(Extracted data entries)
====================
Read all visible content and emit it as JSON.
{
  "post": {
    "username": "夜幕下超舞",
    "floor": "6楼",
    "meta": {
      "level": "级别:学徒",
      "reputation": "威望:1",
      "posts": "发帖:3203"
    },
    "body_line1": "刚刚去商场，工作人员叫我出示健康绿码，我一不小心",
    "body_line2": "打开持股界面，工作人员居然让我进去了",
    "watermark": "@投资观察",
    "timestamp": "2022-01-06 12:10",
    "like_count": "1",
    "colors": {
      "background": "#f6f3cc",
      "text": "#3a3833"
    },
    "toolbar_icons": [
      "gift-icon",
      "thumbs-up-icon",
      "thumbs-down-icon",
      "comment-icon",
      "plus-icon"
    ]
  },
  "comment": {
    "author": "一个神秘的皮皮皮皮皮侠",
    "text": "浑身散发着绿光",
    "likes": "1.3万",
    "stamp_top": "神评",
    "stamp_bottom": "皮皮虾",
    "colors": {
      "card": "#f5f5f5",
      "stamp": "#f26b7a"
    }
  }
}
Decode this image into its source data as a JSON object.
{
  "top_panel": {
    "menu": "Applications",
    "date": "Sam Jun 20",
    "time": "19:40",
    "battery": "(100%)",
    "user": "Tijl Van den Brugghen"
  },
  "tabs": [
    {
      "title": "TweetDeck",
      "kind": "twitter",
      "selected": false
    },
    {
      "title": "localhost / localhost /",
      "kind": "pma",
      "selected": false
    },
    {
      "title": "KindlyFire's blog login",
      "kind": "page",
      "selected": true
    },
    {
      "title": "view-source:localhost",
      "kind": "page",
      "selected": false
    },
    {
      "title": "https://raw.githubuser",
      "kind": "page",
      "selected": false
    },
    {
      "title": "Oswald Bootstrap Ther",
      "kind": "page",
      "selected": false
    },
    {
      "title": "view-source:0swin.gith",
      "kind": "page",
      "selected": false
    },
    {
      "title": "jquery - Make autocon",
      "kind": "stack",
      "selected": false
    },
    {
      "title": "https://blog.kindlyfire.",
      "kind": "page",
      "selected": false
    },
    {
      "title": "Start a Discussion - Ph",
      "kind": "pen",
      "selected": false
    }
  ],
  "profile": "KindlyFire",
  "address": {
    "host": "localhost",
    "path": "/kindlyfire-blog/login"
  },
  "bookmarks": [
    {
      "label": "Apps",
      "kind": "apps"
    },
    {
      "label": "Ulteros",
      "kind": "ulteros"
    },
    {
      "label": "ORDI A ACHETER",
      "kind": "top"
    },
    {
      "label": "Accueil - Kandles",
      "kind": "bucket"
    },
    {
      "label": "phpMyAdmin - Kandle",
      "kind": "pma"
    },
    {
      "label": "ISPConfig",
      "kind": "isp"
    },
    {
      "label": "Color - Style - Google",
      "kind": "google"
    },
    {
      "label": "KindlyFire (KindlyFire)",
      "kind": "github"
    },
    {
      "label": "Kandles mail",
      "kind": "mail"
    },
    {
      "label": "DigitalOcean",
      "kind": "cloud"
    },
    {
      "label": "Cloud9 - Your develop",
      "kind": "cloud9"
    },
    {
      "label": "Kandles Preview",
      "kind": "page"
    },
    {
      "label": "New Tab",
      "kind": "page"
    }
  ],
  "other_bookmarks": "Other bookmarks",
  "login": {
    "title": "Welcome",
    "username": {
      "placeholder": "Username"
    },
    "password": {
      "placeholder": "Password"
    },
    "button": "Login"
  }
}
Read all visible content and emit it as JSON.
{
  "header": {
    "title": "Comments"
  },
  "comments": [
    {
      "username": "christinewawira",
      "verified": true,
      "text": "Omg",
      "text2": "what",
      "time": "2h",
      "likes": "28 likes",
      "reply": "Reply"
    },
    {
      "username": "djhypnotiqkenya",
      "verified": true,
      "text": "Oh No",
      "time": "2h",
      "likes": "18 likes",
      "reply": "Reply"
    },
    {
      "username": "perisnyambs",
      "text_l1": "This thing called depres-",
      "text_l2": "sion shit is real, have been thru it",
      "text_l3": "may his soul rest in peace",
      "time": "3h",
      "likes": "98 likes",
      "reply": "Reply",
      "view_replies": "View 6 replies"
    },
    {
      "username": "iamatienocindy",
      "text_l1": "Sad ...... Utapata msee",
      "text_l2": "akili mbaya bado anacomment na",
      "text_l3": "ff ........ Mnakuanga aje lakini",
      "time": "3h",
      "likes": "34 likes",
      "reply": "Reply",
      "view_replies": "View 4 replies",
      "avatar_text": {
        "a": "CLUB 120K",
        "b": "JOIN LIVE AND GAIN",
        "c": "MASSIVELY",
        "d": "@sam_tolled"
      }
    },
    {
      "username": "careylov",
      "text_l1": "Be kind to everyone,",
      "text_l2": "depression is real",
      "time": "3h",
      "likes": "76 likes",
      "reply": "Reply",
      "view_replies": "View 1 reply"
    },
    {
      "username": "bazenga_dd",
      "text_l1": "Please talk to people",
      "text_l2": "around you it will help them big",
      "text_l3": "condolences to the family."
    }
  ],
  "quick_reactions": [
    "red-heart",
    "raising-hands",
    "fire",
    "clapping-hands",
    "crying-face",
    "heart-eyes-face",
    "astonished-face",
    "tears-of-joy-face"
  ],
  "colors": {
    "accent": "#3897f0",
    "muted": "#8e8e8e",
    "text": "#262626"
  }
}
====================
Instructions to follow
Could you quote the material above in full, exactly as it stands?

Written response
Read all visible content and emit it as JSON.
{
  "post": {
    "username": "夜幕下超舞",
    "floor": "6楼",
    "meta": {
      "level": "级别:学徒",
      "reputation": "威望:1",
      "posts": "发帖:3203"
    },
    "body_line1": "刚刚去商场，工作人员叫我出示健康绿码，我一不小心",
    "body_line2": "打开持股界面，工作人员居然让我进去了",
    "watermark": "@投资观察",
    "timestamp": "2022-01-06 12:10",
    "like_count": "1",
    "colors": {
      "background": "#f6f3cc",
      "text": "#3a3833"
    },
    "toolbar_icons": [
      "gift-icon",
      "thumbs-up-icon",
      "thumbs-down-icon",
      "comment-icon",
      "plus-icon"
    ]
  },
  "comment": {
    "author": "一个神秘的皮皮皮皮皮侠",
    "text": "浑身散发着绿光",
    "likes": "1.3万",
    "stamp_top": "神评",
    "stamp_bottom": "皮皮虾",
    "colors": {
      "card": "#f5f5f5",
      "stamp": "#f26b7a"
    }
  }
}
Decode this image into its source data as a JSON object.
{
  "top_panel": {
    "menu": "Applications",
    "date": "Sam Jun 20",
    "time": "19:40",
    "battery": "(100%)",
    "user": "Tijl Van den Brugghen"
  },
  "tabs": [
    {
      "title": "TweetDeck",
      "kind": "twitter",
      "selected": false
    },
    {
      "title": "localhost / localhost /",
      "kind": "pma",
      "selected": false
    },
    {
      "title": "KindlyFire's blog login",
      "kind": "page",
      "selected": true
    },
    {
      "title": "view-source:localhost",
      "kind": "page",
      "selected": false
    },
    {
      "title": "https://raw.githubuser",
      "kind": "page",
      "selected": false
    },
    {
      "title": "Oswald Bootstrap Ther",
      "kind": "page",
      "selected": false
    },
    {
      "title": "view-source:0swin.gith",
      "kind": "page",
      "selected": false
    },
    {
      "title": "jquery - Make autocon",
      "kind": "stack",
      "selected": false
    },
    {
      "title": "https://blog.kindlyfire.",
      "kind": "page",
      "selected": false
    },
    {
      "title": "Start a Discussion - Ph",
      "kind": "pen",
      "selected": false
    }
  ],
  "profile": "KindlyFire",
  "address": {
    "host": "localhost",
    "path": "/kindlyfire-blog/login"
  },
  "bookmarks": [
    {
      "label": "Apps",
      "kind": "apps"
    },
    {
      "label": "Ulteros",
      "kind": "ulteros"
    },
    {
      "label": "ORDI A ACHETER",
      "kind": "top"
    },
    {
      "label": "Accueil - Kandles",
      "kind": "bucket"
    },
    {
      "label": "phpMyAdmin - Kandle",
      "kind": "pma"
    },
    {
      "label": "ISPConfig",
      "kind": "isp"
    },
    {
      "label": "Color - Style - Google",
      "kind": "google"
    },
    {
      "label": "KindlyFire (KindlyFire)",
      "kind": "github"
    },
    {
      "label": "Kandles mail",
      "kind": "mail"
    },
    {
      "label": "DigitalOcean",
      "kind": "cloud"
    },
    {
      "label": "Cloud9 - Your develop",
      "kind": "cloud9"
    },
    {
      "label": "Kandles Preview",
      "kind": "page"
    },
    {
      "label": "New Tab",
      "kind": "page"
    }
  ],
  "other_bookmarks": "Other bookmarks",
  "login": {
    "title": "Welcome",
    "username": {
      "placeholder": "Username"
    },
    "password": {
      "placeholder": "Password"
    },
    "button": "Login"
  }
}
Read all visible content and emit it as JSON.
{
  "header": {
    "title": "Comments"
  },
  "comments": [
    {
      "username": "christinewawira",
      "verified": true,
      "text": "Omg",
      "text2": "what",
      "time": "2h",
      "likes": "28 likes",
      "reply": "Reply"
    },
    {
      "username": "djhypnotiqkenya",
      "verified": true,
      "text": "Oh No",
      "time": "2h",
      "likes": "18 likes",
      "reply": "Reply"
    },
    {
      "username": "perisnyambs",
      "text_l1": "This thing called depres-",
      "text_l2": "sion shit is real, have been thru it",
      "text_l3": "may his soul rest in peace",
      "time": "3h",
      "likes": "98 likes",
      "reply": "Reply",
      "view_replies": "View 6 replies"
    },
    {
      "username": "iamatienocindy",
      "text_l1": "Sad ...... Utapata msee",
      "text_l2": "akili mbaya bado anacomment na",
      "text_l3": "ff ........ Mnakuanga aje lakini",
      "time": "3h",
      "likes": "34 likes",
      "reply": "Reply",
      "view_replies": "View 4 replies",
      "avatar_text": {
        "a": "CLUB 120K",
        "b": "JOIN LIVE AND GAIN",
        "c": "MASSIVELY",
        "d": "@sam_tolled"
      }
    },
    {
      "username": "careylov",
      "text_l1": "Be kind to everyone,",
      "text_l2": "depression is real",
      "time": "3h",
      "likes": "76 likes",
      "reply": "Reply",
      "view_replies": "View 1 reply"
    },
    {
      "username": "bazenga_dd",
      "text_l1": "Please talk to people",
      "text_l2": "around you it will help them big",
      "text_l3": "condolences to the family."
    }
  ],
  "quick_reactions": [
    "red-heart",
    "raising-hands",
    "fire",
    "clapping-hands",
    "crying-face",
    "heart-eyes-face",
    "astonished-face",
    "tears-of-joy-face"
  ],
  "colors": {
    "accent": "#3897f0",
    "muted": "#8e8e8e",
    "text": "#262626"
  }
}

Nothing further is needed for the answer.